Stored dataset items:
· · · ·

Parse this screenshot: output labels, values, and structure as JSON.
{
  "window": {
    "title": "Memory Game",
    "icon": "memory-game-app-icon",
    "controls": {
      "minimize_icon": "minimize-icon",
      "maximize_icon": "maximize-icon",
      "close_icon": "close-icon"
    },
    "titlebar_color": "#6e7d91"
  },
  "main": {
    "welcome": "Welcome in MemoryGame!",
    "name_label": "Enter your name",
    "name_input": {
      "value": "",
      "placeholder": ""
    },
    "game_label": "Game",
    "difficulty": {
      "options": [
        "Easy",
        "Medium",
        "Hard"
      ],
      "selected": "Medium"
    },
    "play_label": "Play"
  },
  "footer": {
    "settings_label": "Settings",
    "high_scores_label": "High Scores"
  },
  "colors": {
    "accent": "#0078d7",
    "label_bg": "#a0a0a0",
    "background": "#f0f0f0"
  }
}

· · · ·

Extract the data in full. Keep it word for word.

* Solution to this task *
Parse this screenshot: output labels, values, and structure as JSON.
{
  "window": {
    "title": "Memory Game",
    "icon": "memory-game-app-icon",
    "controls": {
      "minimize_icon": "minimize-icon",
      "maximize_icon": "maximize-icon",
      "close_icon": "close-icon"
    },
    "titlebar_color": "#6e7d91"
  },
  "main": {
    "welcome": "Welcome in MemoryGame!",
    "name_label": "Enter your name",
    "name_input": {
      "value": "",
      "placeholder": ""
    },
    "game_label": "Game",
    "difficulty": {
      "options": [
        "Easy",
        "Medium",
        "Hard"
      ],
      "selected": "Medium"
    },
    "play_label": "Play"
  },
  "footer": {
    "settings_label": "Settings",
    "high_scores_label": "High Scores"
  },
  "colors": {
    "accent": "#0078d7",
    "label_bg": "#a0a0a0",
    "background": "#f0f0f0"
  }
}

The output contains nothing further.